### Listing
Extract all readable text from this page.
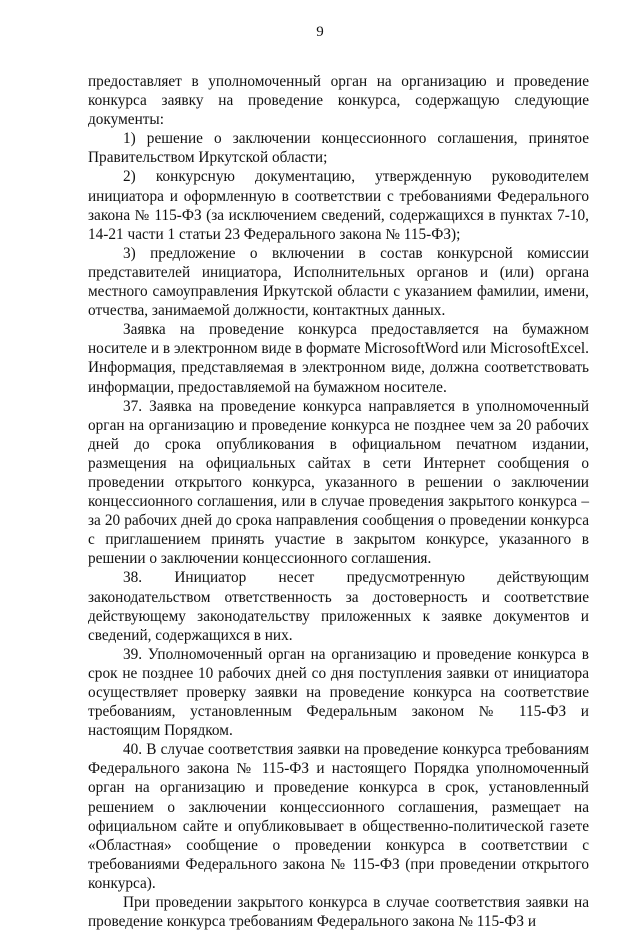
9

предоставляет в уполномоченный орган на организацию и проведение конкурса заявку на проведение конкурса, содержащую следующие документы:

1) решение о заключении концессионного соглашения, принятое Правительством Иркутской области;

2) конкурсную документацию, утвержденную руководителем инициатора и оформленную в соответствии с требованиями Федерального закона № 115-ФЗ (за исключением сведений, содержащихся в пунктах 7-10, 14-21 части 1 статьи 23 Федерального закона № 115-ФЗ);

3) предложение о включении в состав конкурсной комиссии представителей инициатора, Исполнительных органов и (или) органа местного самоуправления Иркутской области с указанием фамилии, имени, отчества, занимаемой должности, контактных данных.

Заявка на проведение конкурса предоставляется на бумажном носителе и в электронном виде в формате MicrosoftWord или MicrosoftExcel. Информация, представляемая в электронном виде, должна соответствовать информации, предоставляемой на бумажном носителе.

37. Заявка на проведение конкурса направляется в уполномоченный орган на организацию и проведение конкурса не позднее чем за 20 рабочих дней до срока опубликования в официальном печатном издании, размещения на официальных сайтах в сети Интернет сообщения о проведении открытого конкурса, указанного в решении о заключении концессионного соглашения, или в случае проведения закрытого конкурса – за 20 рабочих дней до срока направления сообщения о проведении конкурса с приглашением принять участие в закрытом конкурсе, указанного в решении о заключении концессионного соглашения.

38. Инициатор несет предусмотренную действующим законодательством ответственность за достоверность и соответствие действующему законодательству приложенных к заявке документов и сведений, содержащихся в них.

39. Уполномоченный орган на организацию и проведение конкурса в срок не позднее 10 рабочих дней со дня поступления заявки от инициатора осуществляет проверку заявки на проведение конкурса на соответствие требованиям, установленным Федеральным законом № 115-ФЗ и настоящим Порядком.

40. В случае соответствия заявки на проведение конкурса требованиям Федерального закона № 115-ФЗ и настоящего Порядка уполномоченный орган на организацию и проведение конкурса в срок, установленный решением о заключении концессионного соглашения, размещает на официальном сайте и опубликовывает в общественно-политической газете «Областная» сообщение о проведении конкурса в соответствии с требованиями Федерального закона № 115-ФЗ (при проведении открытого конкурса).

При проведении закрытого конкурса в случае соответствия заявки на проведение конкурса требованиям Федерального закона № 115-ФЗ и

---

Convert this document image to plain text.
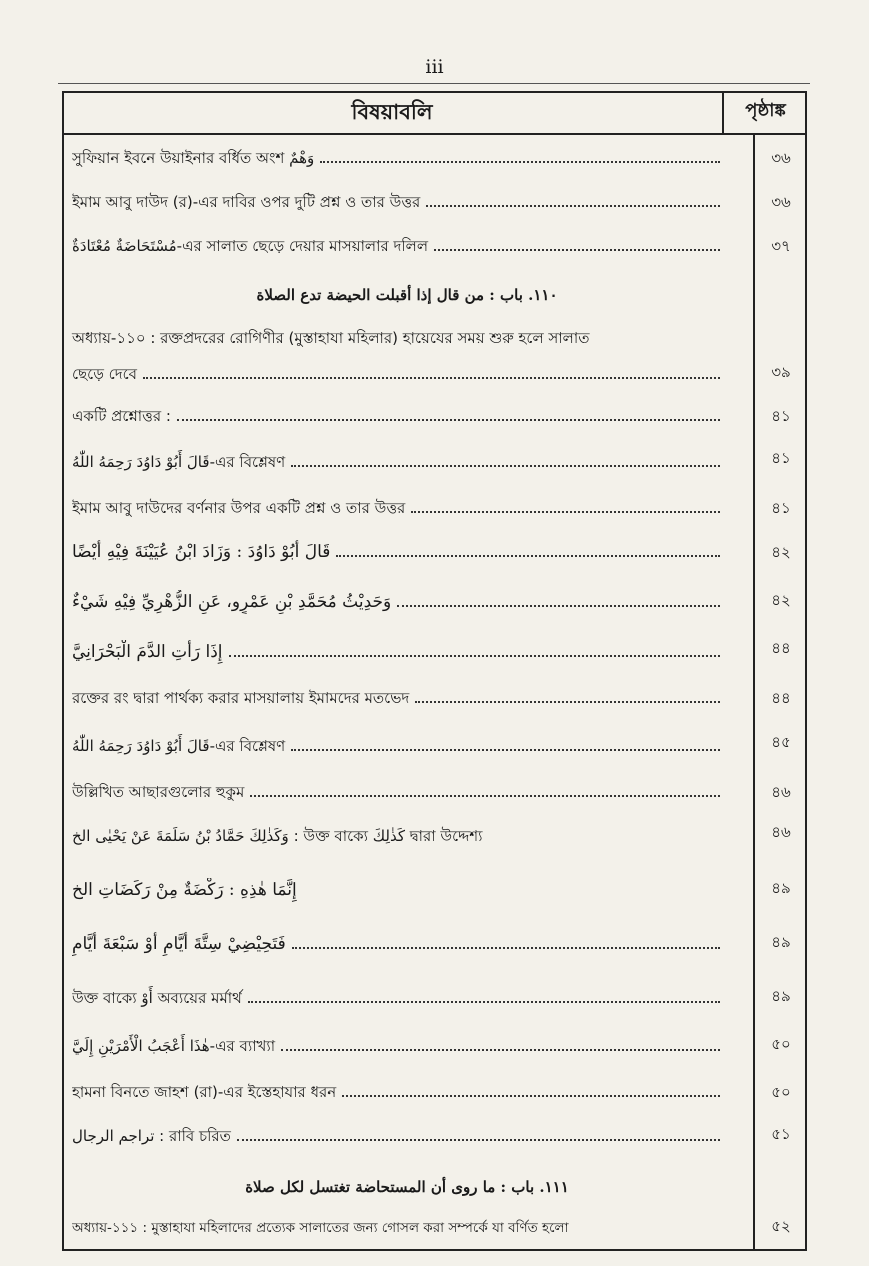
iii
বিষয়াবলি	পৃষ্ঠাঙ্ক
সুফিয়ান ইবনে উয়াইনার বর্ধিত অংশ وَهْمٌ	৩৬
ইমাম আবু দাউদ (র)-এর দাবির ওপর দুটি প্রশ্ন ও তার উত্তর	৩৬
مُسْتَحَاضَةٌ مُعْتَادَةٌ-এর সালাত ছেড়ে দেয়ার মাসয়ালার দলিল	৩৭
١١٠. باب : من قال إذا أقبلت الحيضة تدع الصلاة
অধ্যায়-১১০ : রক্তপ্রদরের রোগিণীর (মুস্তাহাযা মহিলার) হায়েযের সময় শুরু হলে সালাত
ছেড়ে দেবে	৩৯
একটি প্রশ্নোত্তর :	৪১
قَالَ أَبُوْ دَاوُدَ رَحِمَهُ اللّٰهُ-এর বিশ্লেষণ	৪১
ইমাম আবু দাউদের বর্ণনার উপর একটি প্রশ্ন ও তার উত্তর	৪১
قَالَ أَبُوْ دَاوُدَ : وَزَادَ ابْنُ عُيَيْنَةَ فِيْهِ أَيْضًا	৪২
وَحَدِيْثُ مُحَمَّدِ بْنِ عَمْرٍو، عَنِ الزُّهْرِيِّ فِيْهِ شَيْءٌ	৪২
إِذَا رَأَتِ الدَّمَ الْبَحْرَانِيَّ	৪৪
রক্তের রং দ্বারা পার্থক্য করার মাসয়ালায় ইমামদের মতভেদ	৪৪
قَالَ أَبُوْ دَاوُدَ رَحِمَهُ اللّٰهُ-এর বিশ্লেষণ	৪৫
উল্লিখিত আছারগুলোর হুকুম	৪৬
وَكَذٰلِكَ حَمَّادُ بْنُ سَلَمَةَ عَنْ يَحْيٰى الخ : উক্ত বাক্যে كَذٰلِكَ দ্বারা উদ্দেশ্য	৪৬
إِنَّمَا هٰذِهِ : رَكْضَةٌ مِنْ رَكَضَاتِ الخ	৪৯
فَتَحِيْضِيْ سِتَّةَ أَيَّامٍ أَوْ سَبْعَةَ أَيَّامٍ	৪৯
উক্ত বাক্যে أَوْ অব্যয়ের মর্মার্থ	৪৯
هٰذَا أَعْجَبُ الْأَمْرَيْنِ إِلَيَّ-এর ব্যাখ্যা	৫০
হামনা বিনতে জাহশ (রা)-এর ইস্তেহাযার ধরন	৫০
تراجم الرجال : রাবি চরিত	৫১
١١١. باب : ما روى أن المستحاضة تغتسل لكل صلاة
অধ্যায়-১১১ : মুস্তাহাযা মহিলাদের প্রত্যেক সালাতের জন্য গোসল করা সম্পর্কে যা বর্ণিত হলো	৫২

### What the task asks
Filter the records above for "заявки" and copy every matching line.

### Exercise output
39. Уполномоченный орган на организацию и проведение конкурса в срок не позднее 10 рабочих дней со дня поступления заявки от инициатора осуществляет проверку заявки на проведение конкурса на соответствие требованиям, установленным Федеральным законом № 115-ФЗ и настоящим Порядком.
40. В случае соответствия заявки на проведение конкурса требованиям Федерального закона № 115-ФЗ и настоящего Порядка уполномоченный орган на организацию и проведение конкурса в срок, установленный решением о заключении концессионного соглашения, размещает на официальном сайте и опубликовывает в общественно-политической газете «Областная» сообщение о проведении конкурса в соответствии с требованиями Федерального закона № 115-ФЗ (при проведении открытого конкурса).
При проведении закрытого конкурса в случае соответствия заявки на проведение конкурса требованиям Федерального закона № 115-ФЗ и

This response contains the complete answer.